[BEGIN]

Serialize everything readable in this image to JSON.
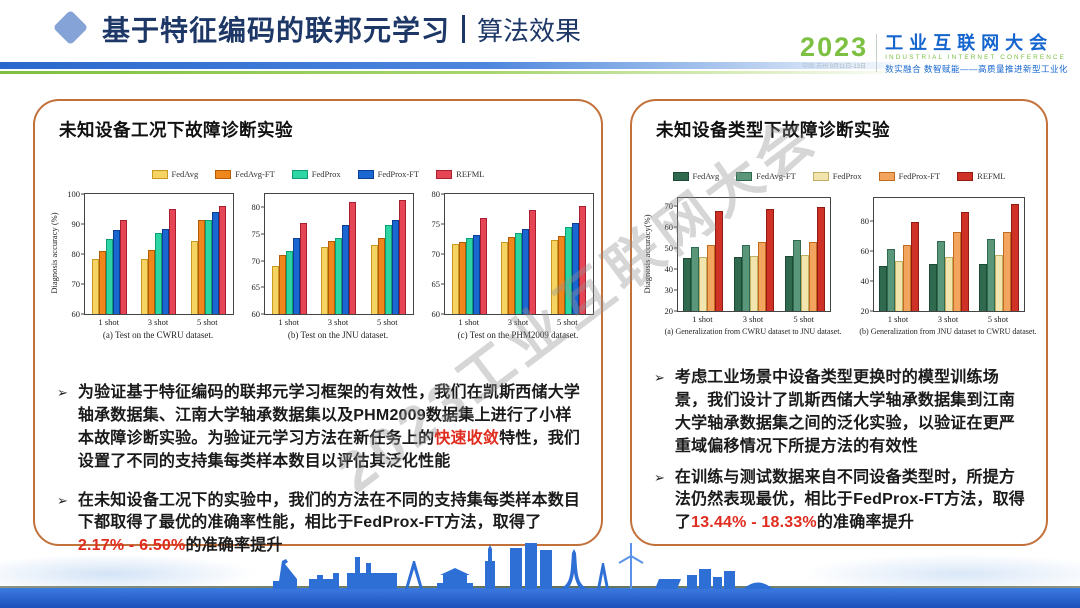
{
  "header": {
    "title": "基于特征编码的联邦元学习",
    "subtitle": "算法效果",
    "logo": {
      "year": "2023",
      "event_info": "中国·苏州 9月11日-13日",
      "name_cn": "工业互联网大会",
      "name_en": "INDUSTRIAL INTERNET CONFERENCE",
      "slogan": "数实融合 数智赋能——高质量推进新型工业化"
    }
  },
  "watermark": "2023工业互联网大会",
  "colors": {
    "title_navy": "#1d3767",
    "panel_border": "#c2713a",
    "highlight_red": "#e02c1e",
    "divider_blue": "#2a68cc",
    "divider_green": "#7fbf3f",
    "skyline_blue": "#2e6fd6"
  },
  "panels": {
    "left": {
      "title": "未知设备工况下故障诊断实验",
      "legend": [
        {
          "label": "FedAvg",
          "fill": "#f6d464",
          "border": "#c79a1d"
        },
        {
          "label": "FedAvg-FT",
          "fill": "#f0871d",
          "border": "#b35c08"
        },
        {
          "label": "FedProx",
          "fill": "#2cd5a4",
          "border": "#0f9e74"
        },
        {
          "label": "FedProx-FT",
          "fill": "#1a67d2",
          "border": "#0c3e93"
        },
        {
          "label": "REFML",
          "fill": "#e64556",
          "border": "#a81f30"
        }
      ],
      "bullets": [
        {
          "segments": [
            {
              "t": "为验证基于特征编码的联邦元学习框架的有效性，我们在凯斯西储大学轴承数据集、江南大学轴承数据集以及PHM2009数据集上进行了小样本故障诊断实验。为验证元学习方法在新任务上的",
              "red": false
            },
            {
              "t": "快速收敛",
              "red": true
            },
            {
              "t": "特性，我们设置了不同的支持集每类样本数目以评估其泛化性能",
              "red": false
            }
          ]
        },
        {
          "segments": [
            {
              "t": "在未知设备工况下的实验中，我们的方法在不同的支持集每类样本数目下都取得了最优的准确率性能，相比于FedProx-FT方法，取得了 ",
              "red": false
            },
            {
              "t": "2.17% - 6.50%",
              "red": true
            },
            {
              "t": "的准确率提升",
              "red": false
            }
          ]
        }
      ]
    },
    "right": {
      "title": "未知设备类型下故障诊断实验",
      "legend": [
        {
          "label": "FedAvg",
          "fill": "#2f6a4f",
          "border": "#1c4a34"
        },
        {
          "label": "FedAvg-FT",
          "fill": "#59967a",
          "border": "#2f6a4f"
        },
        {
          "label": "FedProx",
          "fill": "#f1e5ad",
          "border": "#bfae66"
        },
        {
          "label": "FedProx-FT",
          "fill": "#f3a45f",
          "border": "#c26a1d"
        },
        {
          "label": "REFML",
          "fill": "#cf3126",
          "border": "#8f1b13"
        }
      ],
      "bullets": [
        {
          "segments": [
            {
              "t": "考虑工业场景中设备类型更换时的模型训练场景，我们设计了凯斯西储大学轴承数据集到江南大学轴承数据集之间的泛化实验，以验证在更严重域偏移情况下所提方法的有效性",
              "red": false
            }
          ]
        },
        {
          "segments": [
            {
              "t": "在训练与测试数据来自不同设备类型时，所提方法仍然表现最优，相比于FedProx-FT方法，取得了",
              "red": false
            },
            {
              "t": "13.44% - 18.33%",
              "red": true
            },
            {
              "t": "的准确率提升",
              "red": false
            }
          ]
        }
      ]
    }
  },
  "chart_data": [
    {
      "id": "cwru",
      "type": "bar",
      "panel": "left",
      "title": "(a) Test on the CWRU dataset.",
      "ylabel": "Diagnosis accuracy (%)",
      "ylim": [
        60,
        100
      ],
      "yticks": [
        60,
        70,
        80,
        90,
        100
      ],
      "categories": [
        "1 shot",
        "3 shot",
        "5 shot"
      ],
      "series": [
        {
          "name": "FedAvg",
          "values": [
            78.5,
            78.5,
            84.5
          ]
        },
        {
          "name": "FedAvg-FT",
          "values": [
            81.0,
            81.5,
            91.5
          ]
        },
        {
          "name": "FedProx",
          "values": [
            85.0,
            87.0,
            91.5
          ]
        },
        {
          "name": "FedProx-FT",
          "values": [
            88.0,
            88.5,
            94.0
          ]
        },
        {
          "name": "REFML",
          "values": [
            91.5,
            95.0,
            96.0
          ]
        }
      ]
    },
    {
      "id": "jnu",
      "type": "bar",
      "panel": "left",
      "title": "(b) Test on the JNU dataset.",
      "ylabel": "",
      "ylim": [
        60,
        82.5
      ],
      "yticks": [
        60,
        65,
        70,
        75,
        80
      ],
      "categories": [
        "1 shot",
        "3 shot",
        "5 shot"
      ],
      "series": [
        {
          "name": "FedAvg",
          "values": [
            69.0,
            72.5,
            73.0
          ]
        },
        {
          "name": "FedAvg-FT",
          "values": [
            71.0,
            73.7,
            74.2
          ]
        },
        {
          "name": "FedProx",
          "values": [
            71.8,
            74.2,
            76.7
          ]
        },
        {
          "name": "FedProx-FT",
          "values": [
            74.2,
            76.7,
            77.7
          ]
        },
        {
          "name": "REFML",
          "values": [
            77.0,
            81.0,
            81.3
          ]
        }
      ]
    },
    {
      "id": "phm",
      "type": "bar",
      "panel": "left",
      "title": "(c) Test on the PHM2009 dataset.",
      "ylabel": "",
      "ylim": [
        60,
        80
      ],
      "yticks": [
        60,
        65,
        70,
        75,
        80
      ],
      "categories": [
        "1 shot",
        "3 shot",
        "5 shot"
      ],
      "series": [
        {
          "name": "FedAvg",
          "values": [
            71.7,
            72.0,
            72.3
          ]
        },
        {
          "name": "FedAvg-FT",
          "values": [
            72.0,
            72.9,
            73.0
          ]
        },
        {
          "name": "FedProx",
          "values": [
            72.6,
            73.5,
            74.5
          ]
        },
        {
          "name": "FedProx-FT",
          "values": [
            73.2,
            74.2,
            75.2
          ]
        },
        {
          "name": "REFML",
          "values": [
            76.0,
            77.4,
            78.0
          ]
        }
      ]
    },
    {
      "id": "gen-cwru-jnu",
      "type": "bar",
      "panel": "right",
      "title": "(a) Generalization from CWRU dataset to JNU dataset.",
      "ylabel": "Diagnosis accuracy(%)",
      "ylim": [
        20,
        74
      ],
      "yticks": [
        20,
        30,
        40,
        50,
        60,
        70
      ],
      "categories": [
        "1 shot",
        "3 shot",
        "5 shot"
      ],
      "series": [
        {
          "name": "FedAvg",
          "values": [
            45.5,
            46.0,
            46.5
          ]
        },
        {
          "name": "FedAvg-FT",
          "values": [
            50.5,
            51.5,
            54.0
          ]
        },
        {
          "name": "FedProx",
          "values": [
            46.0,
            46.5,
            47.0
          ]
        },
        {
          "name": "FedProx-FT",
          "values": [
            51.5,
            53.0,
            53.0
          ]
        },
        {
          "name": "REFML",
          "values": [
            68.0,
            69.0,
            69.5
          ]
        }
      ]
    },
    {
      "id": "gen-jnu-cwru",
      "type": "bar",
      "panel": "right",
      "title": "(b) Generalization from JNU dataset to CWRU dataset.",
      "ylabel": "",
      "ylim": [
        20,
        95
      ],
      "yticks": [
        20,
        40,
        60,
        80
      ],
      "categories": [
        "1 shot",
        "3 shot",
        "5 shot"
      ],
      "series": [
        {
          "name": "FedAvg",
          "values": [
            50.0,
            51.0,
            51.0
          ]
        },
        {
          "name": "FedAvg-FT",
          "values": [
            61.0,
            66.5,
            68.0
          ]
        },
        {
          "name": "FedProx",
          "values": [
            53.0,
            56.0,
            57.0
          ]
        },
        {
          "name": "FedProx-FT",
          "values": [
            64.0,
            72.5,
            72.5
          ]
        },
        {
          "name": "REFML",
          "values": [
            79.0,
            86.0,
            91.0
          ]
        }
      ]
    }
  ]
}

[END]

## WRITTEN REQUEST
Output the material word for word, omitting its pictures.

## THE SOLUTION
Serialize everything readable in this image to JSON.
{
  "header": {
    "title": "基于特征编码的联邦元学习",
    "subtitle": "算法效果",
    "logo": {
      "year": "2023",
      "event_info": "中国·苏州 9月11日-13日",
      "name_cn": "工业互联网大会",
      "name_en": "INDUSTRIAL INTERNET CONFERENCE",
      "slogan": "数实融合 数智赋能——高质量推进新型工业化"
    }
  },
  "watermark": "2023工业互联网大会",
  "colors": {
    "title_navy": "#1d3767",
    "panel_border": "#c2713a",
    "highlight_red": "#e02c1e",
    "divider_blue": "#2a68cc",
    "divider_green": "#7fbf3f",
    "skyline_blue": "#2e6fd6"
  },
  "panels": {
    "left": {
      "title": "未知设备工况下故障诊断实验",
      "legend": [
        {
          "label": "FedAvg",
          "fill": "#f6d464",
          "border": "#c79a1d"
        },
        {
          "label": "FedAvg-FT",
          "fill": "#f0871d",
          "border": "#b35c08"
        },
        {
          "label": "FedProx",
          "fill": "#2cd5a4",
          "border": "#0f9e74"
        },
        {
          "label": "FedProx-FT",
          "fill": "#1a67d2",
          "border": "#0c3e93"
        },
        {
          "label": "REFML",
          "fill": "#e64556",
          "border": "#a81f30"
        }
      ],
      "bullets": [
        {
          "segments": [
            {
              "t": "为验证基于特征编码的联邦元学习框架的有效性，我们在凯斯西储大学轴承数据集、江南大学轴承数据集以及PHM2009数据集上进行了小样本故障诊断实验。为验证元学习方法在新任务上的",
              "red": false
            },
            {
              "t": "快速收敛",
              "red": true
            },
            {
              "t": "特性，我们设置了不同的支持集每类样本数目以评估其泛化性能",
              "red": false
            }
          ]
        },
        {
          "segments": [
            {
              "t": "在未知设备工况下的实验中，我们的方法在不同的支持集每类样本数目下都取得了最优的准确率性能，相比于FedProx-FT方法，取得了 ",
              "red": false
            },
            {
              "t": "2.17% - 6.50%",
              "red": true
            },
            {
              "t": "的准确率提升",
              "red": false
            }
          ]
        }
      ]
    },
    "right": {
      "title": "未知设备类型下故障诊断实验",
      "legend": [
        {
          "label": "FedAvg",
          "fill": "#2f6a4f",
          "border": "#1c4a34"
        },
        {
          "label": "FedAvg-FT",
          "fill": "#59967a",
          "border": "#2f6a4f"
        },
        {
          "label": "FedProx",
          "fill": "#f1e5ad",
          "border": "#bfae66"
        },
        {
          "label": "FedProx-FT",
          "fill": "#f3a45f",
          "border": "#c26a1d"
        },
        {
          "label": "REFML",
          "fill": "#cf3126",
          "border": "#8f1b13"
        }
      ],
      "bullets": [
        {
          "segments": [
            {
              "t": "考虑工业场景中设备类型更换时的模型训练场景，我们设计了凯斯西储大学轴承数据集到江南大学轴承数据集之间的泛化实验，以验证在更严重域偏移情况下所提方法的有效性",
              "red": false
            }
          ]
        },
        {
          "segments": [
            {
              "t": "在训练与测试数据来自不同设备类型时，所提方法仍然表现最优，相比于FedProx-FT方法，取得了",
              "red": false
            },
            {
              "t": "13.44% - 18.33%",
              "red": true
            },
            {
              "t": "的准确率提升",
              "red": false
            }
          ]
        }
      ]
    }
  },
  "chart_data": [
    {
      "id": "cwru",
      "type": "bar",
      "panel": "left",
      "title": "(a) Test on the CWRU dataset.",
      "ylabel": "Diagnosis accuracy (%)",
      "ylim": [
        60,
        100
      ],
      "yticks": [
        60,
        70,
        80,
        90,
        100
      ],
      "categories": [
        "1 shot",
        "3 shot",
        "5 shot"
      ],
      "series": [
        {
          "name": "FedAvg",
          "values": [
            78.5,
            78.5,
            84.5
          ]
        },
        {
          "name": "FedAvg-FT",
          "values": [
            81.0,
            81.5,
            91.5
          ]
        },
        {
          "name": "FedProx",
          "values": [
            85.0,
            87.0,
            91.5
          ]
        },
        {
          "name": "FedProx-FT",
          "values": [
            88.0,
            88.5,
            94.0
          ]
        },
        {
          "name": "REFML",
          "values": [
            91.5,
            95.0,
            96.0
          ]
        }
      ]
    },
    {
      "id": "jnu",
      "type": "bar",
      "panel": "left",
      "title": "(b) Test on the JNU dataset.",
      "ylabel": "",
      "ylim": [
        60,
        82.5
      ],
      "yticks": [
        60,
        65,
        70,
        75,
        80
      ],
      "categories": [
        "1 shot",
        "3 shot",
        "5 shot"
      ],
      "series": [
        {
          "name": "FedAvg",
          "values": [
            69.0,
            72.5,
            73.0
          ]
        },
        {
          "name": "FedAvg-FT",
          "values": [
            71.0,
            73.7,
            74.2
          ]
        },
        {
          "name": "FedProx",
          "values": [
            71.8,
            74.2,
            76.7
          ]
        },
        {
          "name": "FedProx-FT",
          "values": [
            74.2,
            76.7,
            77.7
          ]
        },
        {
          "name": "REFML",
          "values": [
            77.0,
            81.0,
            81.3
          ]
        }
      ]
    },
    {
      "id": "phm",
      "type": "bar",
      "panel": "left",
      "title": "(c) Test on the PHM2009 dataset.",
      "ylabel": "",
      "ylim": [
        60,
        80
      ],
      "yticks": [
        60,
        65,
        70,
        75,
        80
      ],
      "categories": [
        "1 shot",
        "3 shot",
        "5 shot"
      ],
      "series": [
        {
          "name": "FedAvg",
          "values": [
            71.7,
            72.0,
            72.3
          ]
        },
        {
          "name": "FedAvg-FT",
          "values": [
            72.0,
            72.9,
            73.0
          ]
        },
        {
          "name": "FedProx",
          "values": [
            72.6,
            73.5,
            74.5
          ]
        },
        {
          "name": "FedProx-FT",
          "values": [
            73.2,
            74.2,
            75.2
          ]
        },
        {
          "name": "REFML",
          "values": [
            76.0,
            77.4,
            78.0
          ]
        }
      ]
    },
    {
      "id": "gen-cwru-jnu",
      "type": "bar",
      "panel": "right",
      "title": "(a) Generalization from CWRU dataset to JNU dataset.",
      "ylabel": "Diagnosis accuracy(%)",
      "ylim": [
        20,
        74
      ],
      "yticks": [
        20,
        30,
        40,
        50,
        60,
        70
      ],
      "categories": [
        "1 shot",
        "3 shot",
        "5 shot"
      ],
      "series": [
        {
          "name": "FedAvg",
          "values": [
            45.5,
            46.0,
            46.5
          ]
        },
        {
          "name": "FedAvg-FT",
          "values": [
            50.5,
            51.5,
            54.0
          ]
        },
        {
          "name": "FedProx",
          "values": [
            46.0,
            46.5,
            47.0
          ]
        },
        {
          "name": "FedProx-FT",
          "values": [
            51.5,
            53.0,
            53.0
          ]
        },
        {
          "name": "REFML",
          "values": [
            68.0,
            69.0,
            69.5
          ]
        }
      ]
    },
    {
      "id": "gen-jnu-cwru",
      "type": "bar",
      "panel": "right",
      "title": "(b) Generalization from JNU dataset to CWRU dataset.",
      "ylabel": "",
      "ylim": [
        20,
        95
      ],
      "yticks": [
        20,
        40,
        60,
        80
      ],
      "categories": [
        "1 shot",
        "3 shot",
        "5 shot"
      ],
      "series": [
        {
          "name": "FedAvg",
          "values": [
            50.0,
            51.0,
            51.0
          ]
        },
        {
          "name": "FedAvg-FT",
          "values": [
            61.0,
            66.5,
            68.0
          ]
        },
        {
          "name": "FedProx",
          "values": [
            53.0,
            56.0,
            57.0
          ]
        },
        {
          "name": "FedProx-FT",
          "values": [
            64.0,
            72.5,
            72.5
          ]
        },
        {
          "name": "REFML",
          "values": [
            79.0,
            86.0,
            91.0
          ]
        }
      ]
    }
  ]
}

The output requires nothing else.